Items from a figure collection
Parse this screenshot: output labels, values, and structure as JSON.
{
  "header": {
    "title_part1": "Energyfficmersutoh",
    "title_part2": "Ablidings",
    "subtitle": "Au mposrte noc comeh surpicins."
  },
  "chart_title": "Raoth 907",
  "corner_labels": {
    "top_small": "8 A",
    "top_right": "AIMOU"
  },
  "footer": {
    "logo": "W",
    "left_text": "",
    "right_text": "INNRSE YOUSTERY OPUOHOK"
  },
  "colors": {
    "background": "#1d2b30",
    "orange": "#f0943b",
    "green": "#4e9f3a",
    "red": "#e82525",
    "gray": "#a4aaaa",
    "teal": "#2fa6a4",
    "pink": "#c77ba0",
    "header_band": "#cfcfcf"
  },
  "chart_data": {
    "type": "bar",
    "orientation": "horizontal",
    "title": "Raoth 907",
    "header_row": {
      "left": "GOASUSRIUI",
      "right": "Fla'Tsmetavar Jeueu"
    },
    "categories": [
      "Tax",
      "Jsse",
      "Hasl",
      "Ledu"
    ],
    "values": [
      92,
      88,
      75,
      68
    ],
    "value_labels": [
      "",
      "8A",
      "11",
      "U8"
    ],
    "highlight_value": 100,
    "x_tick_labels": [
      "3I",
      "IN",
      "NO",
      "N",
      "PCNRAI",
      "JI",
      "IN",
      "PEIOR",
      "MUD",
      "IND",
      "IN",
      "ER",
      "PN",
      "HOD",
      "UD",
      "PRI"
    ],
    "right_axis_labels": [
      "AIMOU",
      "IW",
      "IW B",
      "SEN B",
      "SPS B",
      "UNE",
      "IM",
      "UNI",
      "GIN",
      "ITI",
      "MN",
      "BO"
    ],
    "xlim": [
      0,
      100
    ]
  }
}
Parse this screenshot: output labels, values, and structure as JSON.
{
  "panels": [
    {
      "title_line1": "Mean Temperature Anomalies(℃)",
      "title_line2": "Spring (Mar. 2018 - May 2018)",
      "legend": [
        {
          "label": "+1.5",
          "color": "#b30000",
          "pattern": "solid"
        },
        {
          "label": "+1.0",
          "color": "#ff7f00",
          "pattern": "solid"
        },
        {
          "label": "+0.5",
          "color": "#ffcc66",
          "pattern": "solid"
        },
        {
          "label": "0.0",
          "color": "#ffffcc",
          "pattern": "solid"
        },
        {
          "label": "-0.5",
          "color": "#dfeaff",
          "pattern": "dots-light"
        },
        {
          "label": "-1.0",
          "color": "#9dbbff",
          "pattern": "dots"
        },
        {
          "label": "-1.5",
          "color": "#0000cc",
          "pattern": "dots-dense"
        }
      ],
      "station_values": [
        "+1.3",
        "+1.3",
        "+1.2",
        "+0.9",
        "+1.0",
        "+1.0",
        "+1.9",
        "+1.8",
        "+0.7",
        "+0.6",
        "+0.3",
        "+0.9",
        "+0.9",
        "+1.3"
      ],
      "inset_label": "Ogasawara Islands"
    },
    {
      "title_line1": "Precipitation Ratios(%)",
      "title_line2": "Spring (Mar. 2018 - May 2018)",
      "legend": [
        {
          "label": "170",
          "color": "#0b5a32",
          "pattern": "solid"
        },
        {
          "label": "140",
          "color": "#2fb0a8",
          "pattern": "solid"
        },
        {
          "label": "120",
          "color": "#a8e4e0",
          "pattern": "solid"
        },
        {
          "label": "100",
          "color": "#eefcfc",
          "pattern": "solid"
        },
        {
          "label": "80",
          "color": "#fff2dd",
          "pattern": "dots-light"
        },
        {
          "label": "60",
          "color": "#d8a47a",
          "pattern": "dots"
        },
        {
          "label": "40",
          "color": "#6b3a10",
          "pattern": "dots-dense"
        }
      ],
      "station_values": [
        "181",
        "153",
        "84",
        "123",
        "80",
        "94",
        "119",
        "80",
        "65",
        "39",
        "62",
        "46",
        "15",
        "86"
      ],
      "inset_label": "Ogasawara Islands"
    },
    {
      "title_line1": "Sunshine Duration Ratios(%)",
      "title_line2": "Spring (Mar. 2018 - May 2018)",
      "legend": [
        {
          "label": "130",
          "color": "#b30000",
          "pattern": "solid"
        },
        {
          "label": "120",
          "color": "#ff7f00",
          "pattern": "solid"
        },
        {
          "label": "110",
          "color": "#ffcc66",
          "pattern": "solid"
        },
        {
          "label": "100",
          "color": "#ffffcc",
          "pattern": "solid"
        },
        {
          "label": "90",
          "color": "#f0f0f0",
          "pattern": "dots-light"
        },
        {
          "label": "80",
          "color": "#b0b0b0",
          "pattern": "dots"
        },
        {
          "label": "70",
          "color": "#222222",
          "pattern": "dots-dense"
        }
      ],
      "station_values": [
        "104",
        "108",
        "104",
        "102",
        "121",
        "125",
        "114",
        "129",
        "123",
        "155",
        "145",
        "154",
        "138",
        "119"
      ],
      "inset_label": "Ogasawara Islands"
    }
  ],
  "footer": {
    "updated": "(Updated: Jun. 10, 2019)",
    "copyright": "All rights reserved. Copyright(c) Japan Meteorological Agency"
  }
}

■ **WORK INSTRUCTIONS**
Nothing in the listing may be changed; retype it all exactly.

■ **OUTPUT**
Parse this screenshot: output labels, values, and structure as JSON.
{
  "header": {
    "title_part1": "Energyfficmersutoh",
    "title_part2": "Ablidings",
    "subtitle": "Au mposrte noc comeh surpicins."
  },
  "chart_title": "Raoth 907",
  "corner_labels": {
    "top_small": "8 A",
    "top_right": "AIMOU"
  },
  "footer": {
    "logo": "W",
    "left_text": "",
    "right_text": "INNRSE YOUSTERY OPUOHOK"
  },
  "colors": {
    "background": "#1d2b30",
    "orange": "#f0943b",
    "green": "#4e9f3a",
    "red": "#e82525",
    "gray": "#a4aaaa",
    "teal": "#2fa6a4",
    "pink": "#c77ba0",
    "header_band": "#cfcfcf"
  },
  "chart_data": {
    "type": "bar",
    "orientation": "horizontal",
    "title": "Raoth 907",
    "header_row": {
      "left": "GOASUSRIUI",
      "right": "Fla'Tsmetavar Jeueu"
    },
    "categories": [
      "Tax",
      "Jsse",
      "Hasl",
      "Ledu"
    ],
    "values": [
      92,
      88,
      75,
      68
    ],
    "value_labels": [
      "",
      "8A",
      "11",
      "U8"
    ],
    "highlight_value": 100,
    "x_tick_labels": [
      "3I",
      "IN",
      "NO",
      "N",
      "PCNRAI",
      "JI",
      "IN",
      "PEIOR",
      "MUD",
      "IND",
      "IN",
      "ER",
      "PN",
      "HOD",
      "UD",
      "PRI"
    ],
    "right_axis_labels": [
      "AIMOU",
      "IW",
      "IW B",
      "SEN B",
      "SPS B",
      "UNE",
      "IM",
      "UNI",
      "GIN",
      "ITI",
      "MN",
      "BO"
    ],
    "xlim": [
      0,
      100
    ]
  }
}
Parse this screenshot: output labels, values, and structure as JSON.
{
  "panels": [
    {
      "title_line1": "Mean Temperature Anomalies(℃)",
      "title_line2": "Spring (Mar. 2018 - May 2018)",
      "legend": [
        {
          "label": "+1.5",
          "color": "#b30000",
          "pattern": "solid"
        },
        {
          "label": "+1.0",
          "color": "#ff7f00",
          "pattern": "solid"
        },
        {
          "label": "+0.5",
          "color": "#ffcc66",
          "pattern": "solid"
        },
        {
          "label": "0.0",
          "color": "#ffffcc",
          "pattern": "solid"
        },
        {
          "label": "-0.5",
          "color": "#dfeaff",
          "pattern": "dots-light"
        },
        {
          "label": "-1.0",
          "color": "#9dbbff",
          "pattern": "dots"
        },
        {
          "label": "-1.5",
          "color": "#0000cc",
          "pattern": "dots-dense"
        }
      ],
      "station_values": [
        "+1.3",
        "+1.3",
        "+1.2",
        "+0.9",
        "+1.0",
        "+1.0",
        "+1.9",
        "+1.8",
        "+0.7",
        "+0.6",
        "+0.3",
        "+0.9",
        "+0.9",
        "+1.3"
      ],
      "inset_label": "Ogasawara Islands"
    },
    {
      "title_line1": "Precipitation Ratios(%)",
      "title_line2": "Spring (Mar. 2018 - May 2018)",
      "legend": [
        {
          "label": "170",
          "color": "#0b5a32",
          "pattern": "solid"
        },
        {
          "label": "140",
          "color": "#2fb0a8",
          "pattern": "solid"
        },
        {
          "label": "120",
          "color": "#a8e4e0",
          "pattern": "solid"
        },
        {
          "label": "100",
          "color": "#eefcfc",
          "pattern": "solid"
        },
        {
          "label": "80",
          "color": "#fff2dd",
          "pattern": "dots-light"
        },
        {
          "label": "60",
          "color": "#d8a47a",
          "pattern": "dots"
        },
        {
          "label": "40",
          "color": "#6b3a10",
          "pattern": "dots-dense"
        }
      ],
      "station_values": [
        "181",
        "153",
        "84",
        "123",
        "80",
        "94",
        "119",
        "80",
        "65",
        "39",
        "62",
        "46",
        "15",
        "86"
      ],
      "inset_label": "Ogasawara Islands"
    },
    {
      "title_line1": "Sunshine Duration Ratios(%)",
      "title_line2": "Spring (Mar. 2018 - May 2018)",
      "legend": [
        {
          "label": "130",
          "color": "#b30000",
          "pattern": "solid"
        },
        {
          "label": "120",
          "color": "#ff7f00",
          "pattern": "solid"
        },
        {
          "label": "110",
          "color": "#ffcc66",
          "pattern": "solid"
        },
        {
          "label": "100",
          "color": "#ffffcc",
          "pattern": "solid"
        },
        {
          "label": "90",
          "color": "#f0f0f0",
          "pattern": "dots-light"
        },
        {
          "label": "80",
          "color": "#b0b0b0",
          "pattern": "dots"
        },
        {
          "label": "70",
          "color": "#222222",
          "pattern": "dots-dense"
        }
      ],
      "station_values": [
        "104",
        "108",
        "104",
        "102",
        "121",
        "125",
        "114",
        "129",
        "123",
        "155",
        "145",
        "154",
        "138",
        "119"
      ],
      "inset_label": "Ogasawara Islands"
    }
  ],
  "footer": {
    "updated": "(Updated: Jun. 10, 2019)",
    "copyright": "All rights reserved. Copyright(c) Japan Meteorological Agency"
  }
}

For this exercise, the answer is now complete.